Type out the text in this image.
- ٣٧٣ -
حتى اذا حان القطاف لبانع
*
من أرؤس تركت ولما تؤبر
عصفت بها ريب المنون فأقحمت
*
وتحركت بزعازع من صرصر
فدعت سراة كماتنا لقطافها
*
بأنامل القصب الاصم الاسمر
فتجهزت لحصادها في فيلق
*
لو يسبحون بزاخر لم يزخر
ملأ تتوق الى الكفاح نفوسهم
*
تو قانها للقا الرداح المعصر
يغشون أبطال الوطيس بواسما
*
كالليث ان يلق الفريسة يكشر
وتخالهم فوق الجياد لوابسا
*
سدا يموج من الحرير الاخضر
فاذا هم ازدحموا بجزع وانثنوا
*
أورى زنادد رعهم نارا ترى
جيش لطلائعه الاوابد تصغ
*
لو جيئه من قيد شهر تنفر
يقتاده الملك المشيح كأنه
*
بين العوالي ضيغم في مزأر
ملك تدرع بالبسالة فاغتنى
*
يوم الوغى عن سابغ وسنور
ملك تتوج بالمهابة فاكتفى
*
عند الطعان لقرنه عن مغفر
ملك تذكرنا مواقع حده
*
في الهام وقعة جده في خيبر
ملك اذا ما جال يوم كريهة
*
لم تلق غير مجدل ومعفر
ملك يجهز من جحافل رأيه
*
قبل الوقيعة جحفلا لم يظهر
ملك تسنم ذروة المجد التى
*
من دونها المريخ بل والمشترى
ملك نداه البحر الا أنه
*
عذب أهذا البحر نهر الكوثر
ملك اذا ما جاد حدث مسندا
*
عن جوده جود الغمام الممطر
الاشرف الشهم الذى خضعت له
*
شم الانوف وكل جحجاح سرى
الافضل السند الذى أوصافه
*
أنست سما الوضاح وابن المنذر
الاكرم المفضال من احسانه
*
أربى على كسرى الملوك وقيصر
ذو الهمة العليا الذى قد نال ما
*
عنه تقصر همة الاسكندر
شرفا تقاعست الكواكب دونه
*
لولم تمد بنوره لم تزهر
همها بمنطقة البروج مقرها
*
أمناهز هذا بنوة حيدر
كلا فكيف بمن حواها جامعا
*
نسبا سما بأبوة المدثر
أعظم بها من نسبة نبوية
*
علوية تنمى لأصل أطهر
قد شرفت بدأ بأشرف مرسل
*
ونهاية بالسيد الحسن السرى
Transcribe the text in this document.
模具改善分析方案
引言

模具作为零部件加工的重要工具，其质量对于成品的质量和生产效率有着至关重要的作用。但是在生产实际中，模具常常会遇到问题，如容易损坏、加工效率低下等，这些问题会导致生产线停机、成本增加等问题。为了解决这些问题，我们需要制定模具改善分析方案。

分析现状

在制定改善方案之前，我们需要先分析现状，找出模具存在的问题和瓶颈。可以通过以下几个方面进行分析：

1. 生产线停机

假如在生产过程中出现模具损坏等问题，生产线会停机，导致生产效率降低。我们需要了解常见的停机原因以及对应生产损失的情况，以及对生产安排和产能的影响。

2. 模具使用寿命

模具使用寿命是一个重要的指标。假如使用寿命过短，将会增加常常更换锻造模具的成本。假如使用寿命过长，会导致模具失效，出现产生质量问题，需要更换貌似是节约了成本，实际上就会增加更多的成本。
○ ○ ○ ○ ○
What to work on ::
Copy out every line of the listing that contains the string "البحر".

Reply ::
ملك نداه البحر الا أنه
عذب أهذا البحر نهر الكوثر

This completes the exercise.